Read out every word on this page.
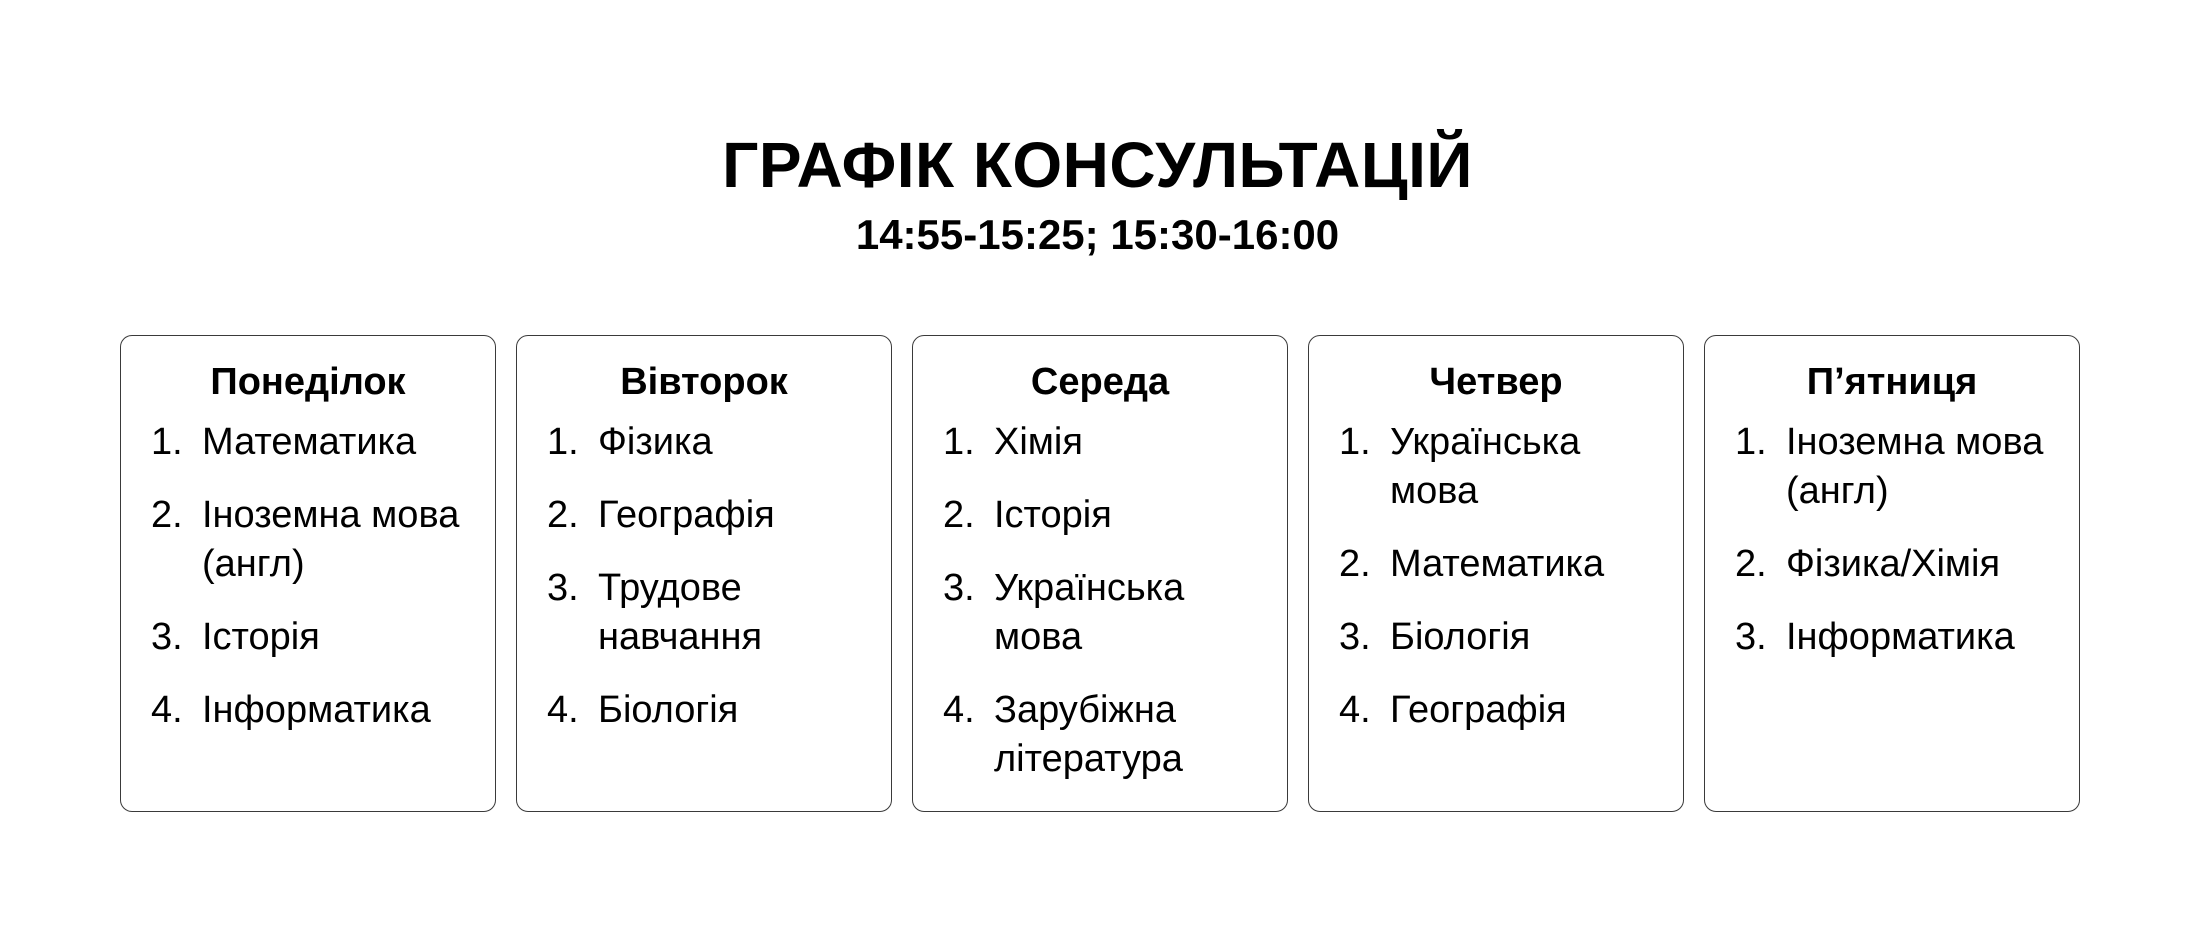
ГРАФІК КОНСУЛЬТАЦІЙ
14:55-15:25; 15:30-16:00
Понеділок
1. Математика
2. Іноземна мова (англ)
3. Історія
4. Інформатика
Вівторок
1. Фізика
2. Географія
3. Трудове навчання
4. Біологія
Середа
1. Хімія
2. Історія
3. Українська мова
4. Зарубіжна література
Четвер
1. Українська мова
2. Математика
3. Біологія
4. Географія
П’ятниця
1. Іноземна мова (англ)
2. Фізика/Хімія
3. Інформатика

----------------------------------------

Short problem. Quote everything in the listing above exactly; pictures are the only thing to omit.

Response for this exercise.
Read out every word on this page.
ГРАФІК КОНСУЛЬТАЦІЙ
14:55-15:25; 15:30-16:00
Понеділок
1. Математика
2. Іноземна мова (англ)
3. Історія
4. Інформатика
Вівторок
1. Фізика
2. Географія
3. Трудове навчання
4. Біологія
Середа
1. Хімія
2. Історія
3. Українська мова
4. Зарубіжна література
Четвер
1. Українська мова
2. Математика
3. Біологія
4. Географія
П’ятниця
1. Іноземна мова (англ)
2. Фізика/Хімія
3. Інформатика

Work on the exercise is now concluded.